= Data shown =

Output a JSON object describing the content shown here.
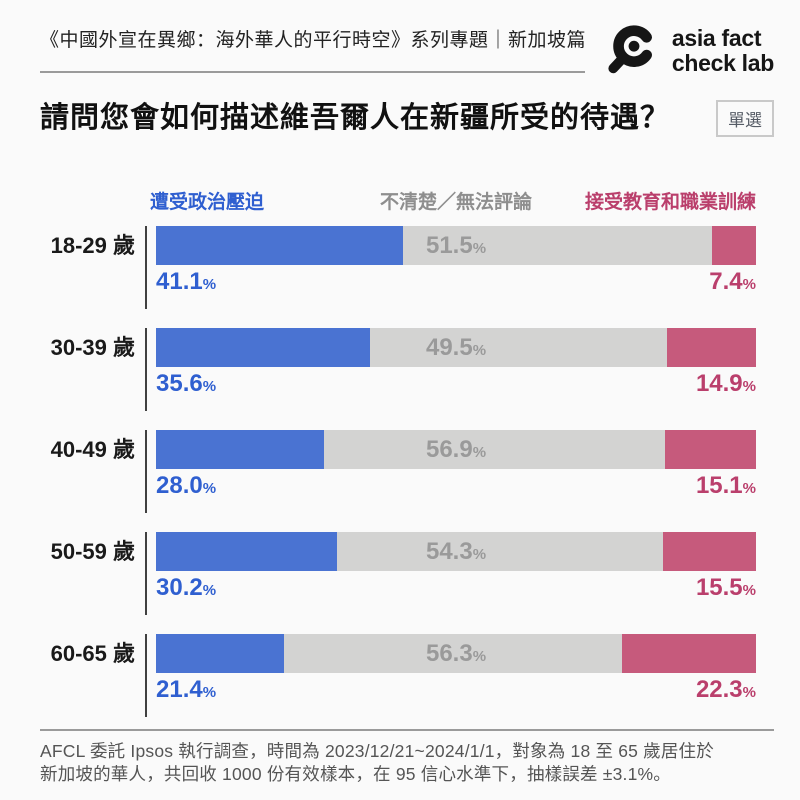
{
  "header": {
    "series_title": "《中國外宣在異鄉：海外華人的平行時空》系列專題｜新加坡篇",
    "logo_line1": "asia fact",
    "logo_line2": "check lab"
  },
  "question": {
    "title": "請問您會如何描述維吾爾人在新疆所受的待遇？",
    "badge": "單選"
  },
  "chart_data": {
    "type": "bar",
    "stacked": true,
    "orientation": "horizontal",
    "title": "請問您會如何描述維吾爾人在新疆所受的待遇？",
    "categories": [
      "18-29 歲",
      "30-39 歲",
      "40-49 歲",
      "50-59 歲",
      "60-65 歲"
    ],
    "series": [
      {
        "name": "遭受政治壓迫",
        "color": "#4a73d2",
        "label_color": "#2f5fd0",
        "values": [
          41.1,
          35.6,
          28.0,
          30.2,
          21.4
        ]
      },
      {
        "name": "不清楚／無法評論",
        "color": "#d3d3d2",
        "label_color": "#9a9a9a",
        "values": [
          51.5,
          49.5,
          56.9,
          54.3,
          56.3
        ]
      },
      {
        "name": "接受教育和職業訓練",
        "color": "#c65a7c",
        "label_color": "#ba3f6c",
        "values": [
          7.4,
          14.9,
          15.1,
          15.5,
          22.3
        ]
      }
    ],
    "value_suffix": "%",
    "xlim": [
      0,
      100
    ],
    "legend_position": "top",
    "grid": false
  },
  "footer": {
    "line1": "AFCL 委託 Ipsos 執行調查，時間為 2023/12/21~2024/1/1，對象為 18 至 65 歲居住於",
    "line2": "新加坡的華人，共回收 1000 份有效樣本，在 95 信心水準下，抽樣誤差 ±3.1%。"
  }
}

= Exercise details =
Pictures in the data above should not be copied; transcribe everything else exactly.

= Expected answer =
Output a JSON object describing the content shown here.
{
  "header": {
    "series_title": "《中國外宣在異鄉：海外華人的平行時空》系列專題｜新加坡篇",
    "logo_line1": "asia fact",
    "logo_line2": "check lab"
  },
  "question": {
    "title": "請問您會如何描述維吾爾人在新疆所受的待遇？",
    "badge": "單選"
  },
  "chart_data": {
    "type": "bar",
    "stacked": true,
    "orientation": "horizontal",
    "title": "請問您會如何描述維吾爾人在新疆所受的待遇？",
    "categories": [
      "18-29 歲",
      "30-39 歲",
      "40-49 歲",
      "50-59 歲",
      "60-65 歲"
    ],
    "series": [
      {
        "name": "遭受政治壓迫",
        "color": "#4a73d2",
        "label_color": "#2f5fd0",
        "values": [
          41.1,
          35.6,
          28.0,
          30.2,
          21.4
        ]
      },
      {
        "name": "不清楚／無法評論",
        "color": "#d3d3d2",
        "label_color": "#9a9a9a",
        "values": [
          51.5,
          49.5,
          56.9,
          54.3,
          56.3
        ]
      },
      {
        "name": "接受教育和職業訓練",
        "color": "#c65a7c",
        "label_color": "#ba3f6c",
        "values": [
          7.4,
          14.9,
          15.1,
          15.5,
          22.3
        ]
      }
    ],
    "value_suffix": "%",
    "xlim": [
      0,
      100
    ],
    "legend_position": "top",
    "grid": false
  },
  "footer": {
    "line1": "AFCL 委託 Ipsos 執行調查，時間為 2023/12/21~2024/1/1，對象為 18 至 65 歲居住於",
    "line2": "新加坡的華人，共回收 1000 份有效樣本，在 95 信心水準下，抽樣誤差 ±3.1%。"
  }
}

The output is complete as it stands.